THE DATA:
'''

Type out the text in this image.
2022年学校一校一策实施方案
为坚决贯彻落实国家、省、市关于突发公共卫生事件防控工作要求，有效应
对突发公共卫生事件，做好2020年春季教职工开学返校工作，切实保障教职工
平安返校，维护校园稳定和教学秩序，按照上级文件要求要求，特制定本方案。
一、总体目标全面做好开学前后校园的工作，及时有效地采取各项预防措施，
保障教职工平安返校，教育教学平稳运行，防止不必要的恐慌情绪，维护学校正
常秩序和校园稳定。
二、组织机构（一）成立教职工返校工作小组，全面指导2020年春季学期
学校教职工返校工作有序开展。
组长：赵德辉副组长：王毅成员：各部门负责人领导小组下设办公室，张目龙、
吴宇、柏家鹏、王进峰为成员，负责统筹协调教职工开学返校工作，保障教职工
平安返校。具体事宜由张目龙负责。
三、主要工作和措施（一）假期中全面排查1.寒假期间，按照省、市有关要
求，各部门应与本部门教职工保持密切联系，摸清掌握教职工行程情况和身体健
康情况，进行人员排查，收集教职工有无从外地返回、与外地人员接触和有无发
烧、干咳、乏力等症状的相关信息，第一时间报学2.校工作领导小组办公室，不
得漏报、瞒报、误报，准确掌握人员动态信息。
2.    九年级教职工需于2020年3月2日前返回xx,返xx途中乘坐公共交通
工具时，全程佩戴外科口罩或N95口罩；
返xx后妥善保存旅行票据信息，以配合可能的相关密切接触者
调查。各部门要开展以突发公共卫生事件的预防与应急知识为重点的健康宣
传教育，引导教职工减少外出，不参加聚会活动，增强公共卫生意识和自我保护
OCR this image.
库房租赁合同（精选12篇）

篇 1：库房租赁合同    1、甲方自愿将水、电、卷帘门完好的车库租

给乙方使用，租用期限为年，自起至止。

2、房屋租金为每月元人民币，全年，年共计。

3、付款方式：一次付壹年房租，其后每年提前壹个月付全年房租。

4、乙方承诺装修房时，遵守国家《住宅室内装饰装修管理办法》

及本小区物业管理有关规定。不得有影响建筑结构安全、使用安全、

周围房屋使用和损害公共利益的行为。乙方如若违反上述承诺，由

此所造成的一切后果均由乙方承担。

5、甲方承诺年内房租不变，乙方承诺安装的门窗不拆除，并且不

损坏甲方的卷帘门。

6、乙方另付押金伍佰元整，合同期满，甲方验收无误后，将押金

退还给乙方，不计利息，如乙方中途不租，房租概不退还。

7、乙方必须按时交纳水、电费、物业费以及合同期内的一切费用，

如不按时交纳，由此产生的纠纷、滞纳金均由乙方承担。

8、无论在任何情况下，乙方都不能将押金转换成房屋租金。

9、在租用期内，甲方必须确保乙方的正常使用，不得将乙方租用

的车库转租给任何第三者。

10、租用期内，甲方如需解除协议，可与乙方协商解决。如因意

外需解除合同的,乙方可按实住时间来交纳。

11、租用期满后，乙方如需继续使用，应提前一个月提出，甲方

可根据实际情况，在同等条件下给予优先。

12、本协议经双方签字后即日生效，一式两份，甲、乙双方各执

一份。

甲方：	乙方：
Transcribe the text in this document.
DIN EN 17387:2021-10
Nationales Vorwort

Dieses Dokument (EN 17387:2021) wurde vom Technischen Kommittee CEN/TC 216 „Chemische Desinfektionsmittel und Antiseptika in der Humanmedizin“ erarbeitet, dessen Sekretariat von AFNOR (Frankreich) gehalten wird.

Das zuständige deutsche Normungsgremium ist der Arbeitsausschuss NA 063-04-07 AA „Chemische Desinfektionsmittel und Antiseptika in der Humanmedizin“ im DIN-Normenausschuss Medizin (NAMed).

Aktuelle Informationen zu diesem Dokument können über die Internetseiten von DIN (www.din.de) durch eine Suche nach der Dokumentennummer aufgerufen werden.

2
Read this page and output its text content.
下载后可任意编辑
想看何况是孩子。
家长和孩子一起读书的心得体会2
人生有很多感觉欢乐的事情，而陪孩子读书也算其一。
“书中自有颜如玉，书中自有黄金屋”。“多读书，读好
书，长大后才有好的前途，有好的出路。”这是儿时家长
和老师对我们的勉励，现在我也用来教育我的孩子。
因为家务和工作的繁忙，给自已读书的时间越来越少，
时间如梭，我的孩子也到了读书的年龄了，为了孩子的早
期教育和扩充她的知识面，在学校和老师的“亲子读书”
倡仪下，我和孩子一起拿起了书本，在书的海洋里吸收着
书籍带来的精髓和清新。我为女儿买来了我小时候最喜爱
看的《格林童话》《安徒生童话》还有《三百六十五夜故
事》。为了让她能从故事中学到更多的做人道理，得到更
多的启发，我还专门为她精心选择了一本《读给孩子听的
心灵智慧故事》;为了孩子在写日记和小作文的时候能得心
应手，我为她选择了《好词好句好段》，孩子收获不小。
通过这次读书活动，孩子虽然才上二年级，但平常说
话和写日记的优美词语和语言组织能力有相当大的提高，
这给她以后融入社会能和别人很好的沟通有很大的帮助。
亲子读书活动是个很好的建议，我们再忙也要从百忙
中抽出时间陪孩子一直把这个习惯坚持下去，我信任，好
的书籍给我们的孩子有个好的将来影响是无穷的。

'''

OBJECTIVE: From the records above, pick out and copy each line holding the word "Dokument".

TASK SOLUTION:
Dieses Dokument (EN 17387:2021) wurde vom Technischen Kommittee CEN/TC 216 „Chemische Desinfektionsmittel und Antiseptika in der Humanmedizin“ erarbeitet, dessen Sekretariat von AFNOR (Frankreich) gehalten wird.
Aktuelle Informationen zu diesem Dokument können über die Internetseiten von DIN (www.din.de) durch eine Suche nach der Dokumentennummer aufgerufen werden.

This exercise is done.